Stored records
#####
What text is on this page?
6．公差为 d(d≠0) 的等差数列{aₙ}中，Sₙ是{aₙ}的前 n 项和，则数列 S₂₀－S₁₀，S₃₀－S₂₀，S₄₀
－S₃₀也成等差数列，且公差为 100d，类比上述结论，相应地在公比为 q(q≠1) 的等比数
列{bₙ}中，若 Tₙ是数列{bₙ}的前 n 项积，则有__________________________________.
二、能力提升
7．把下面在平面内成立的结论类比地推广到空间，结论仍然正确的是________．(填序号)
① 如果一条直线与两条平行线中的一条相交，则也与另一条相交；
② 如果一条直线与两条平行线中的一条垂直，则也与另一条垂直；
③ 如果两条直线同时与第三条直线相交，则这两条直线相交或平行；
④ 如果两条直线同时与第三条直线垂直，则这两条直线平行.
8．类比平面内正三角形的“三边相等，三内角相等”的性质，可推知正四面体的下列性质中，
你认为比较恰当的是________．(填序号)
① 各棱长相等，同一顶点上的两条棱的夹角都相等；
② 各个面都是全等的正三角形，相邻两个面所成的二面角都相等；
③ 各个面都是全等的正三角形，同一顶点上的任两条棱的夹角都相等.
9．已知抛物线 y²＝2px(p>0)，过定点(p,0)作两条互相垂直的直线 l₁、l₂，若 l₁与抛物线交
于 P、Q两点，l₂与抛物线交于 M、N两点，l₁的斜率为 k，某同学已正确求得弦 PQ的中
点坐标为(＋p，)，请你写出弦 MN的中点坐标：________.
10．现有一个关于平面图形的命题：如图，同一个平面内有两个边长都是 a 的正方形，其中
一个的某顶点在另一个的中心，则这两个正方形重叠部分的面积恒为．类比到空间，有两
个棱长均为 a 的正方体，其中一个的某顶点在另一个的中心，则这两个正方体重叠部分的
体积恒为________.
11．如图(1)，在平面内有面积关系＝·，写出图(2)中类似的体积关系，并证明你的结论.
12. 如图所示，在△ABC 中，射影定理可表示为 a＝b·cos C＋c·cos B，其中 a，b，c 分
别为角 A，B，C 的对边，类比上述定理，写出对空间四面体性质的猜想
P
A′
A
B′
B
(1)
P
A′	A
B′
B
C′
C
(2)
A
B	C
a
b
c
#####
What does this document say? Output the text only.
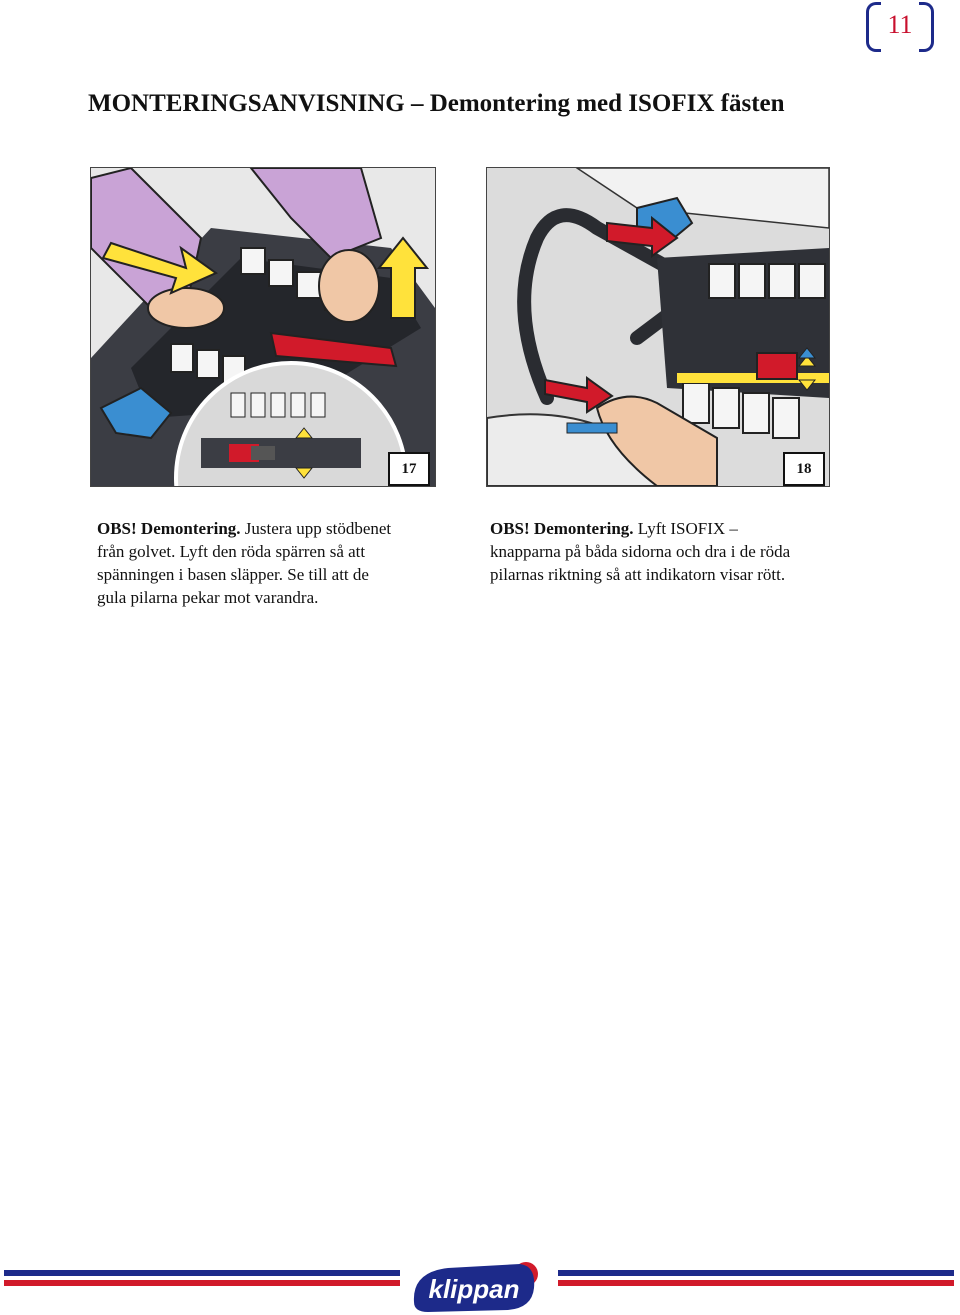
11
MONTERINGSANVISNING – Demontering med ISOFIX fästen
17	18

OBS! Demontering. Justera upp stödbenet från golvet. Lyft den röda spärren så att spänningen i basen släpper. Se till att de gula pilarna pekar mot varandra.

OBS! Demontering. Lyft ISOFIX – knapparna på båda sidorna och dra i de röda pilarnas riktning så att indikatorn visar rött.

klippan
#####
YOUR INSTRUCTIONS
Collect each line above holding the string "Demontering".

OUTPUT OF THE EXERCISE
MONTERINGSANVISNING – Demontering med ISOFIX fästen
OBS! Demontering. Justera upp stödbenet från golvet. Lyft den röda spärren så att spänningen i basen släpper. Se till att de gula pilarna pekar mot varandra.
OBS! Demontering. Lyft ISOFIX – knapparna på båda sidorna och dra i de röda pilarnas riktning så att indikatorn visar rött.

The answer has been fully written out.